──────── Document
Actuellement, les gardes-frontières, en
contact étroit avec les divisions
territoriales du FSB et les organes du
contre-espionnage militaire, luttent
efficacement contre les atteintes
possibles à la sécurité de notre pays.
En 5 ans, les gardes-frontières ont
interpelé plus de 25 000 personnes
tentant de violer la frontière. 10 000
ont été jugés. Des mesures spécifiques
sont prises pour lutter contre le trafic
des ressources aquatiques naturelles,
principalement en ce qui concerne
l'Océan Pacifique et la Mer caspienne.
Au nombre des priorités, l'on compte le
renforcement des frontières russes en
Arctique et avec l'Ukraine.
(...)
Est-ce que le
refroidissement des relations entre la
Russie et l'Occident a eu un impact sur
les relation du FSB avec ses partenaires
étrangers? L'on continue a échanger des
informations avec les Etats-Unis et les
services spéciaux des autres pays?
A. B. : Je vous
assure que malgré tout cela, notre
collaboration se développe très bien. A
ce jour, le FSB a des contacts avec 205
services spéciaux et organes des forces
de l'ordre de 104 pays, notamment 56
structures de gardes-frontières de 48
Etats. Les relations sont et bilatérales
et multilatérales sur les plateformes
existantes à cet effet. Les résultats du
travail de la Conférence des directeurs
des services spéciaux, des organes de
sécurité et des organes des forces de
l'ordre des Etats étrangers partenaires
du FSB sont chaque année présentés au
briefing du Comité antiterroriste du
Conseil de sécurité de l'ONU. D'autres
structures ont également une activité
importante, à savoir le Conseil des
directeurs des services spéciaux et des
organes de sécurité des pays de la CEI,
le Centre antiterroriste des pays de
l'Organisation de coopération de
Shangai. Nos partenaires
comprennent parfaitement que les
tensions politiques n'ôtent en rien leur
actualité aux problèmes importants que
sont le terrorisme international, la
criminalité organisée transnationale et
la criminalisation du milieu
informationnel. Ces enjeux
exigent une réaction systémique des
structures compétentes. Ce faisant, lors
de notre travail l'on entend de moins en
moins de déclarations purement
réthoriques, au profit de la résolution
des questions concrètes.
────────────────
Exercices à faire
• A. Répondez d'après le document :
(i) En 5 ans, combien de personnes tentant de violer la frontière les gardes-frontières ont-ils interpellées ?
(ii) Le FSB a des contacts avec combien de services spéciaux et organes des forces de l'ordre, et de combien de pays ?
(iii) Où les résultats du travail de la Conférence des directeurs des services spéciaux sont-ils présentés chaque année ?
• B. Transcrivez le passage du document qui commence par « Est-ce que le » et se poursuit jusqu'à « des autres pays? ».
──────── Jeu de données
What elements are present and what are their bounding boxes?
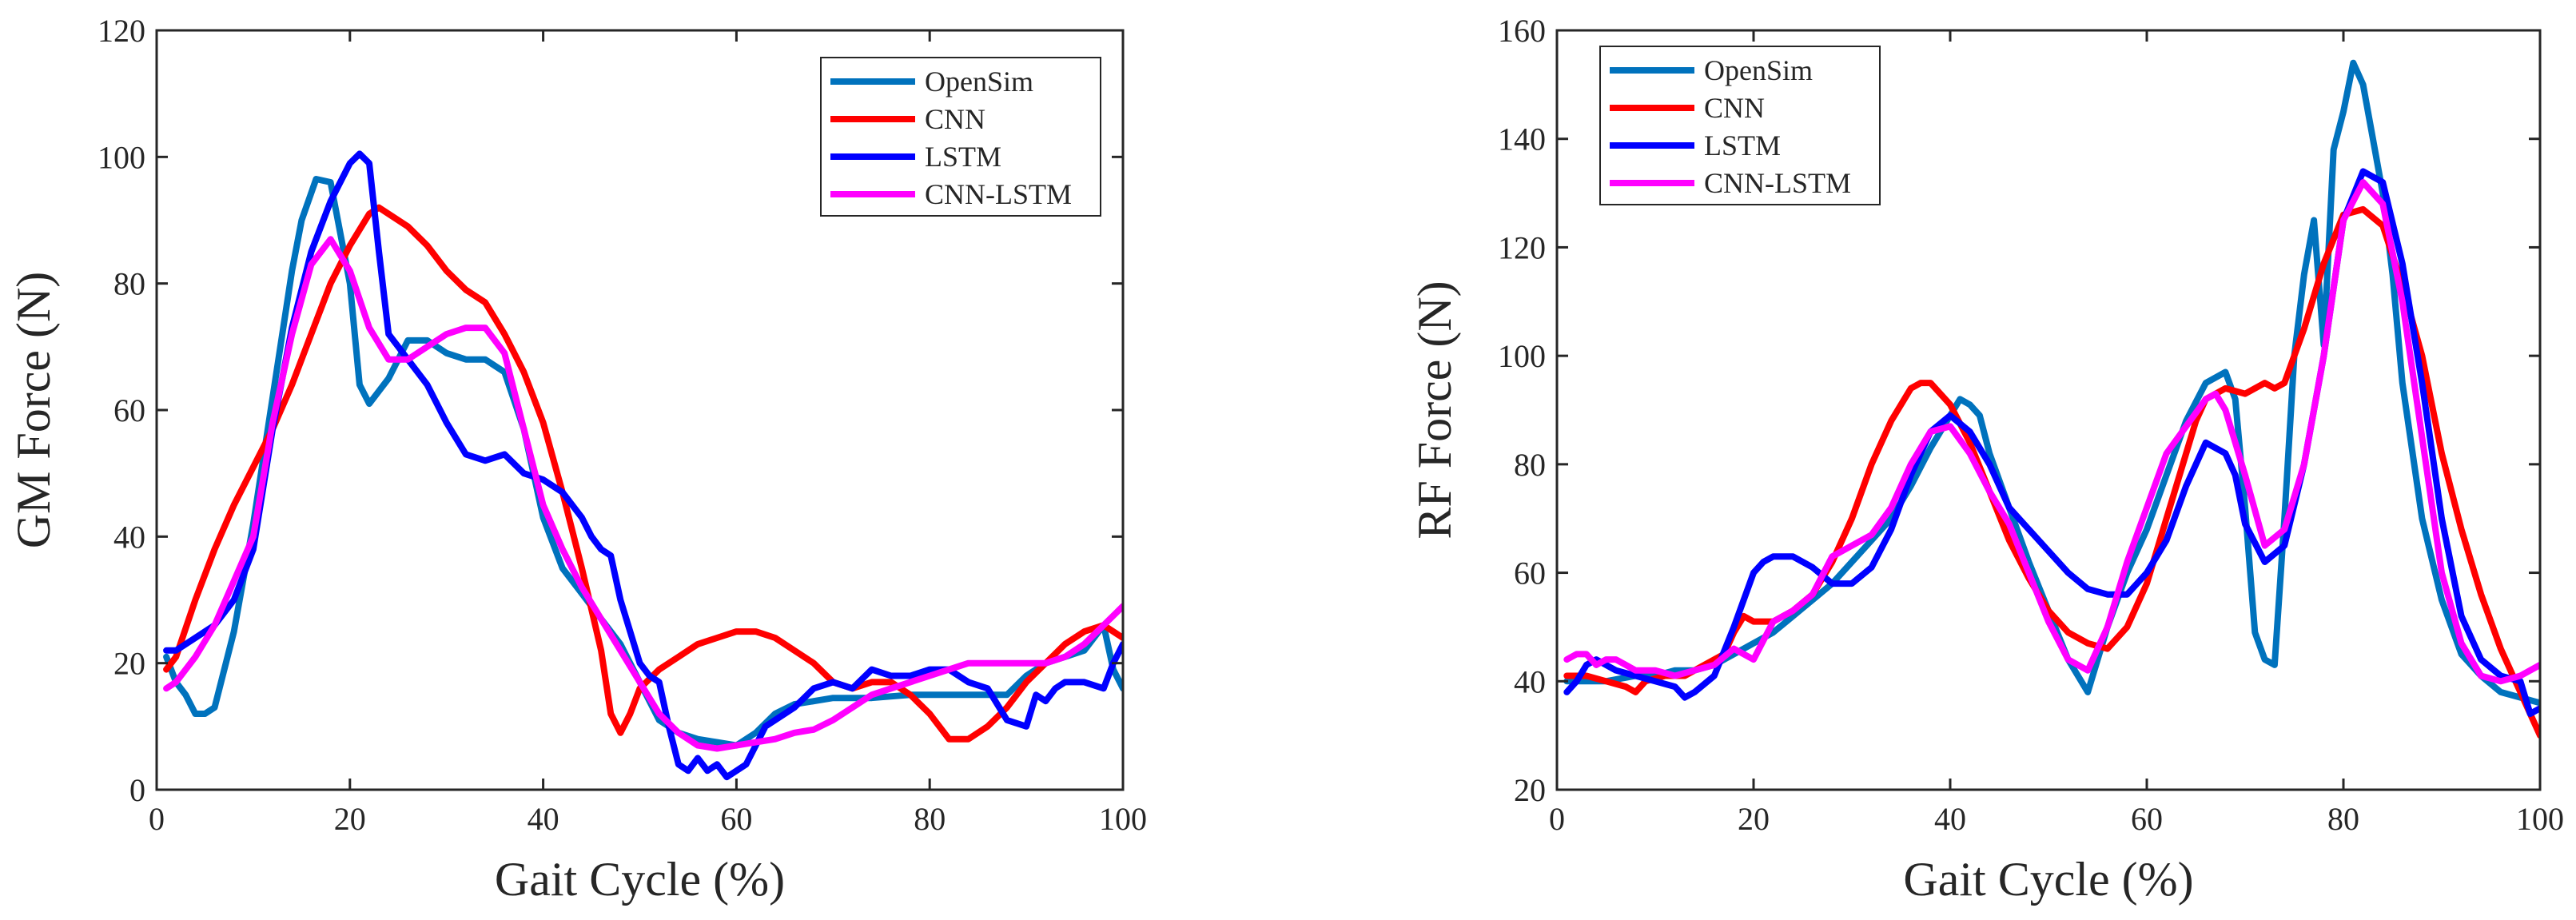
────────────────
Liste des réponses
• A.
(i) Plus de 25 000 personnes.
(ii) 205 services spéciaux et organes des forces de l'ordre, de 104 pays.
(iii) Au briefing du Comité antiterroriste du Conseil de sécurité de l'ONU.

• B.
Est-ce que le
refroidissement des relations entre la
Russie et l'Occident a eu un impact sur
les relation du FSB avec ses partenaires
étrangers? L'on continue a échanger des
informations avec les Etats-Unis et les
services spéciaux des autres pays?